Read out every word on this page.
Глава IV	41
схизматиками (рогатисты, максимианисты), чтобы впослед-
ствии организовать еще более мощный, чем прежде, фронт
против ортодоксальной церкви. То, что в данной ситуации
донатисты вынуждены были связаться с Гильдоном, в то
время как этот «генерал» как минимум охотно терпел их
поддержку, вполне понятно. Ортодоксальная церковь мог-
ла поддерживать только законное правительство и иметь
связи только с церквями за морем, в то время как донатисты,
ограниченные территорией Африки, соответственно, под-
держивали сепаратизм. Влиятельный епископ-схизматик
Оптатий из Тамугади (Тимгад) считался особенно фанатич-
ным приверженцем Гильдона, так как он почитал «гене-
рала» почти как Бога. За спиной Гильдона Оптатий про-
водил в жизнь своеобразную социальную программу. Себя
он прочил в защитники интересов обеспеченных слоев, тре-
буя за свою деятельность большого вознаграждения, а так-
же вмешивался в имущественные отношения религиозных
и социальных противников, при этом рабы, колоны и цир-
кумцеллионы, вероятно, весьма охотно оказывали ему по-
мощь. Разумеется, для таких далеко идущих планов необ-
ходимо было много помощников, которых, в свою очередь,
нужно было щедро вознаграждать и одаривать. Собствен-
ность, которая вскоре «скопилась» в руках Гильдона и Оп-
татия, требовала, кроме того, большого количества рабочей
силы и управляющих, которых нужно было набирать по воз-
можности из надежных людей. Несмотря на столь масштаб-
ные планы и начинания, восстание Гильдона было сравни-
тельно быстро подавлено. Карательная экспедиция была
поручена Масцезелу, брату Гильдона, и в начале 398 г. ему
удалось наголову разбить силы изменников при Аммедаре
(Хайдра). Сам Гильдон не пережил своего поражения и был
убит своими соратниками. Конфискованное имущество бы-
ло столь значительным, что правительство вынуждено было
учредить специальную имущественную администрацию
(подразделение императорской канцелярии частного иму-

* THE EXERCISE: Output all of the data again, exactly.

* SOLUTION TO THE EXERCISE:
Read out every word on this page.
Глава IV	41
схизматиками (рогатисты, максимианисты), чтобы впослед-
ствии организовать еще более мощный, чем прежде, фронт
против ортодоксальной церкви. То, что в данной ситуации
донатисты вынуждены были связаться с Гильдоном, в то
время как этот «генерал» как минимум охотно терпел их
поддержку, вполне понятно. Ортодоксальная церковь мог-
ла поддерживать только законное правительство и иметь
связи только с церквями за морем, в то время как донатисты,
ограниченные территорией Африки, соответственно, под-
держивали сепаратизм. Влиятельный епископ-схизматик
Оптатий из Тамугади (Тимгад) считался особенно фанатич-
ным приверженцем Гильдона, так как он почитал «гене-
рала» почти как Бога. За спиной Гильдона Оптатий про-
водил в жизнь своеобразную социальную программу. Себя
он прочил в защитники интересов обеспеченных слоев, тре-
буя за свою деятельность большого вознаграждения, а так-
же вмешивался в имущественные отношения религиозных
и социальных противников, при этом рабы, колоны и цир-
кумцеллионы, вероятно, весьма охотно оказывали ему по-
мощь. Разумеется, для таких далеко идущих планов необ-
ходимо было много помощников, которых, в свою очередь,
нужно было щедро вознаграждать и одаривать. Собствен-
ность, которая вскоре «скопилась» в руках Гильдона и Оп-
татия, требовала, кроме того, большого количества рабочей
силы и управляющих, которых нужно было набирать по воз-
можности из надежных людей. Несмотря на столь масштаб-
ные планы и начинания, восстание Гильдона было сравни-
тельно быстро подавлено. Карательная экспедиция была
поручена Масцезелу, брату Гильдона, и в начале 398 г. ему
удалось наголову разбить силы изменников при Аммедаре
(Хайдра). Сам Гильдон не пережил своего поражения и был
убит своими соратниками. Конфискованное имущество бы-
ло столь значительным, что правительство вынуждено было
учредить специальную имущественную администрацию
(подразделение императорской канцелярии частного иму-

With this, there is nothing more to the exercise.